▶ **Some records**
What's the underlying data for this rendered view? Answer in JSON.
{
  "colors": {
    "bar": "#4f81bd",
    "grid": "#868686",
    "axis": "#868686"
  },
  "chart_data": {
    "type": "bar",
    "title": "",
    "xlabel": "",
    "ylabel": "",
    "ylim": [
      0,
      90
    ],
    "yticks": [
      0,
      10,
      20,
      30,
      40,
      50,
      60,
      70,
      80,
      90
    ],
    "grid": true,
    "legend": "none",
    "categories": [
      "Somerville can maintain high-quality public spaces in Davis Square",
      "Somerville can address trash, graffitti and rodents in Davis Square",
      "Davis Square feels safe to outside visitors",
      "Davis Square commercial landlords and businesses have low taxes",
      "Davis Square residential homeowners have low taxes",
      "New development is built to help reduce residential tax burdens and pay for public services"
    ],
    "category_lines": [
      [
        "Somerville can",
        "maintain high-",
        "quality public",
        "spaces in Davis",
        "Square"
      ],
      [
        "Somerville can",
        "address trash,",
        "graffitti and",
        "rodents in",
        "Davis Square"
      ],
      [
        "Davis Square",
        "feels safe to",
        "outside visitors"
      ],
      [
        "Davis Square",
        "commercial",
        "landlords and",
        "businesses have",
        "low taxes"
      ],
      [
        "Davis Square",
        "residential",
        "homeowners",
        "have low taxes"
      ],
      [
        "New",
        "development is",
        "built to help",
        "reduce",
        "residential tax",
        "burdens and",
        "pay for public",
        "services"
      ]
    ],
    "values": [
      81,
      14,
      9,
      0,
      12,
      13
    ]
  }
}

▶ **YOUR INSTRUCTIONS**
Each line that contains the word "trash" counts toward the total; give only that total.

▶ **THE ANSWER**
2